Goal |
Pictures are excluded from this exercise. Transcribe exactly the lines from the one containing "Read out every word on this page." through the last line of the listing.

Data excerpts |
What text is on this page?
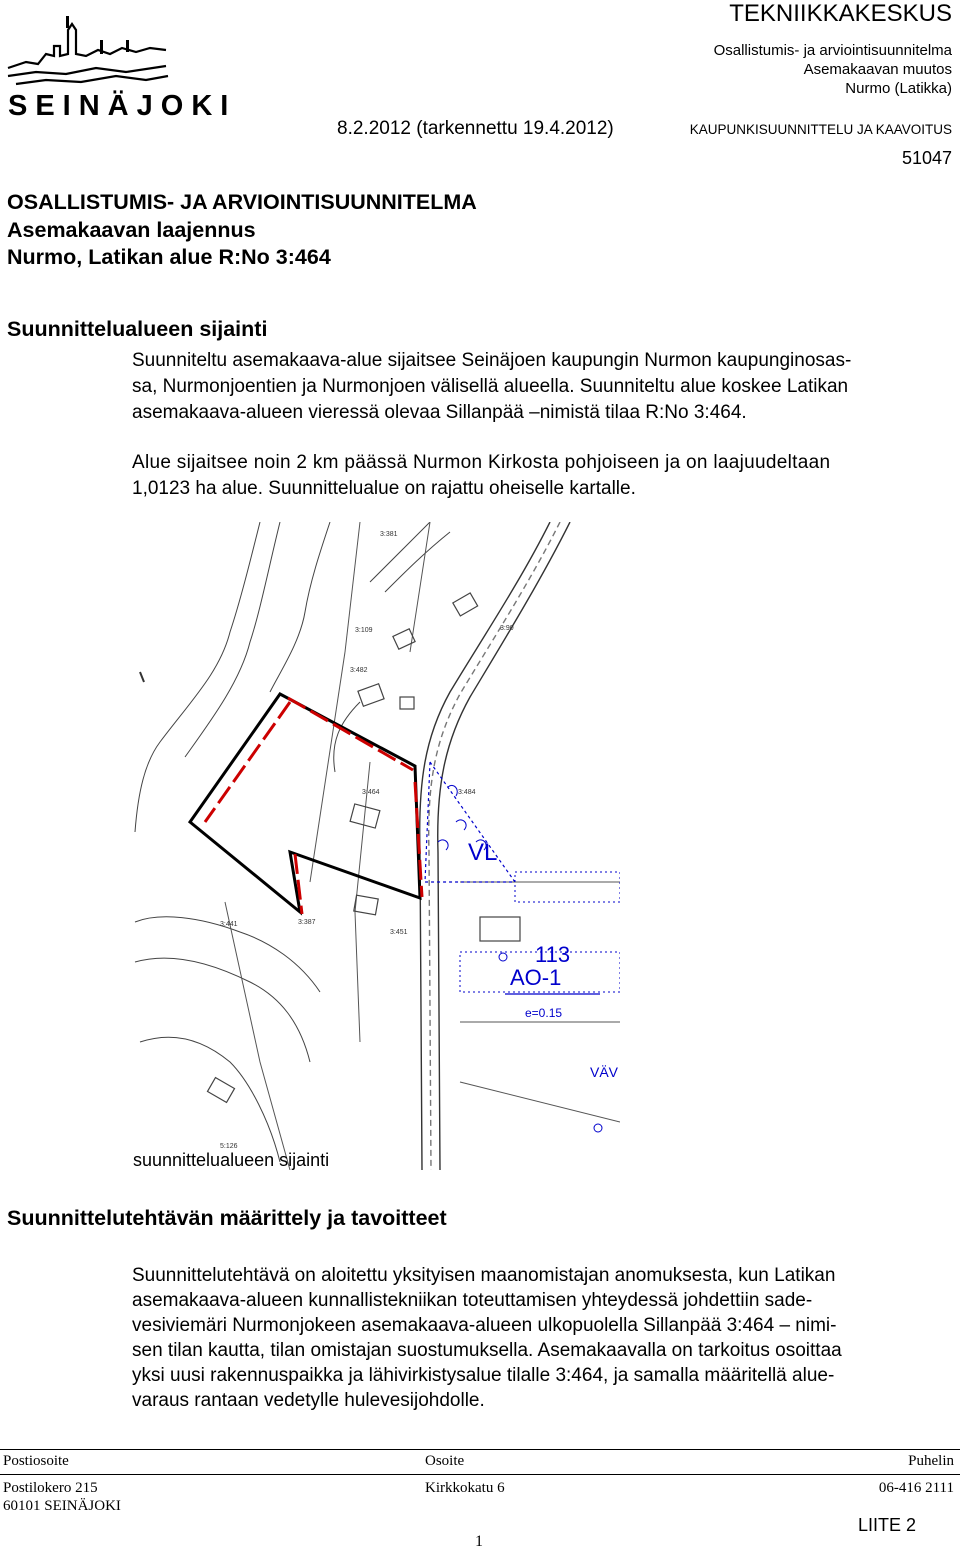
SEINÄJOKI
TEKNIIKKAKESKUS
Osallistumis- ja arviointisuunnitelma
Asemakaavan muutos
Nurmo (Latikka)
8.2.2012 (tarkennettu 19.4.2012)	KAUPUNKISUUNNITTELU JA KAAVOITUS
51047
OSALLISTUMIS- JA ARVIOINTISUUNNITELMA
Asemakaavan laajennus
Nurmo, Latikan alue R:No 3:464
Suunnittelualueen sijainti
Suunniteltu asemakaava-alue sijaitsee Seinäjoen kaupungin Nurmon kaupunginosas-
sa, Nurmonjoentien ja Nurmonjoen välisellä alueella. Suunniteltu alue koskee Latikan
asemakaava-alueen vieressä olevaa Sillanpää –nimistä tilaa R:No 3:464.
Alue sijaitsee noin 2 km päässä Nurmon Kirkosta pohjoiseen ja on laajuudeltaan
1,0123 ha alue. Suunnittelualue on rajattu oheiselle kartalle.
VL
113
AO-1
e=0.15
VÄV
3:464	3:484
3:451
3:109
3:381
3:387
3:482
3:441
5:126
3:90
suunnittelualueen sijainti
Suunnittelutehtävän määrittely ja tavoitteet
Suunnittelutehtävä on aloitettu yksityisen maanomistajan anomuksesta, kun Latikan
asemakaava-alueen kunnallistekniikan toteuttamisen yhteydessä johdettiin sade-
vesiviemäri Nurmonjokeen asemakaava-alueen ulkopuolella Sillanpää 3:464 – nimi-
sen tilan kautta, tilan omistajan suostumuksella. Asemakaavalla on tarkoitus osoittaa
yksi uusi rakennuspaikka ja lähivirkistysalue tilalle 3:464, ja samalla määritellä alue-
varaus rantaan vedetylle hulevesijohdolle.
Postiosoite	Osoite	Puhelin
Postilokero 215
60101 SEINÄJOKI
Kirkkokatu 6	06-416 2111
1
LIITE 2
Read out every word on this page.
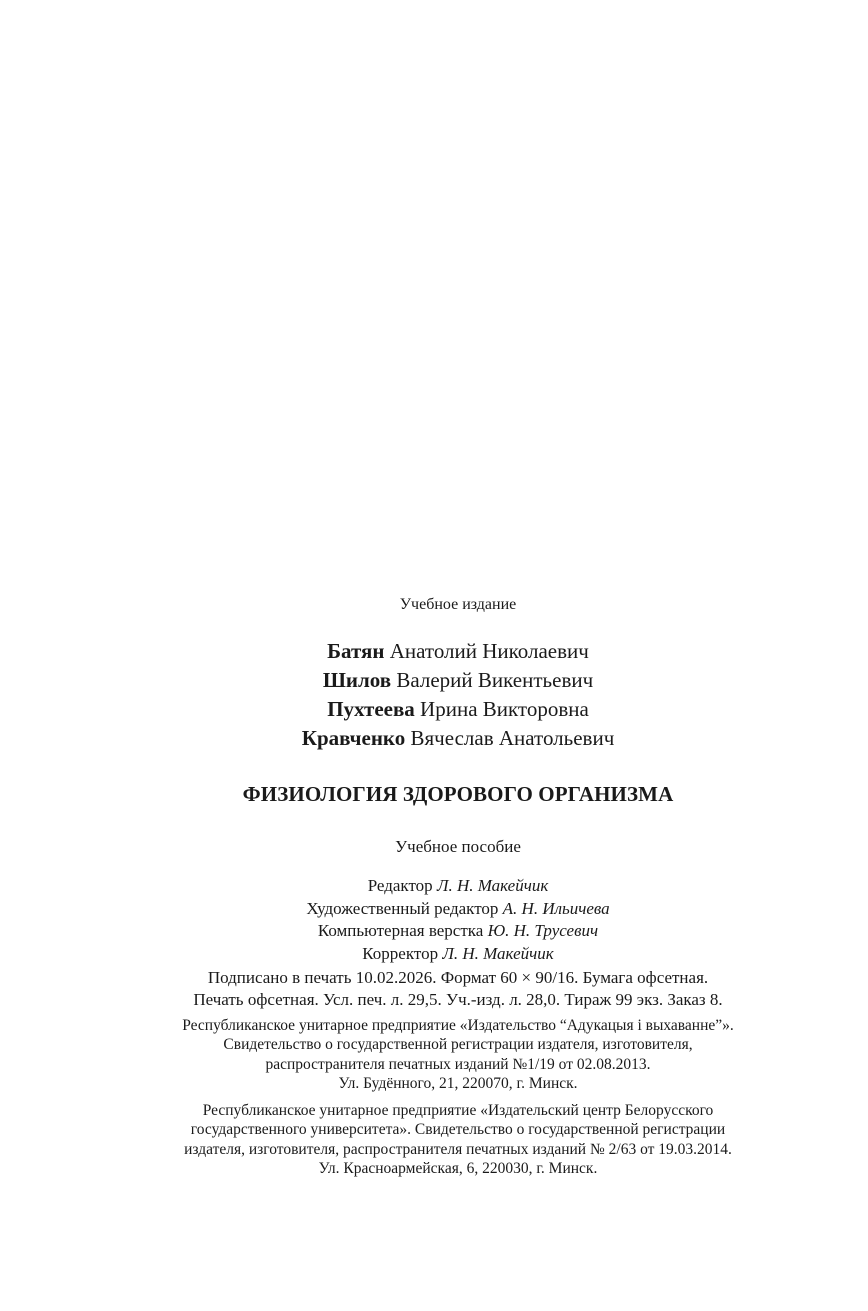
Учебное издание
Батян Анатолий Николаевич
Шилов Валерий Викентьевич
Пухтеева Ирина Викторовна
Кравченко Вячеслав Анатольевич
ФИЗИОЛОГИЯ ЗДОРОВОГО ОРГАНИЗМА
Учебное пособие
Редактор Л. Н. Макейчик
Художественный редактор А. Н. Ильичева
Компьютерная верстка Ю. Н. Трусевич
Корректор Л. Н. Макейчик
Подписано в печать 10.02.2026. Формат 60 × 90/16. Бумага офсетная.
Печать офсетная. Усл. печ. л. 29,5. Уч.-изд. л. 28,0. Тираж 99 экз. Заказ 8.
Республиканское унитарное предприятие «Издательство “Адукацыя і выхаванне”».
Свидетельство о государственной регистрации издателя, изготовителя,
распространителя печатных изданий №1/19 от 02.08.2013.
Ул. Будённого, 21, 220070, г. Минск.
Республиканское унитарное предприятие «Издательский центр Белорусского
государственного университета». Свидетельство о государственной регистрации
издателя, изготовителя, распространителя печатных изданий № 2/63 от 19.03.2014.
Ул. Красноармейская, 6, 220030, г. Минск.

Finished answer |
Read out every word on this page.
Учебное издание
Батян Анатолий Николаевич
Шилов Валерий Викентьевич
Пухтеева Ирина Викторовна
Кравченко Вячеслав Анатольевич
ФИЗИОЛОГИЯ ЗДОРОВОГО ОРГАНИЗМА
Учебное пособие
Редактор Л. Н. Макейчик
Художественный редактор А. Н. Ильичева
Компьютерная верстка Ю. Н. Трусевич
Корректор Л. Н. Макейчик
Подписано в печать 10.02.2026. Формат 60 × 90/16. Бумага офсетная.
Печать офсетная. Усл. печ. л. 29,5. Уч.-изд. л. 28,0. Тираж 99 экз. Заказ 8.
Республиканское унитарное предприятие «Издательство “Адукацыя і выхаванне”».
Свидетельство о государственной регистрации издателя, изготовителя,
распространителя печатных изданий №1/19 от 02.08.2013.
Ул. Будённого, 21, 220070, г. Минск.
Республиканское унитарное предприятие «Издательский центр Белорусского
государственного университета». Свидетельство о государственной регистрации
издателя, изготовителя, распространителя печатных изданий № 2/63 от 19.03.2014.
Ул. Красноармейская, 6, 220030, г. Минск.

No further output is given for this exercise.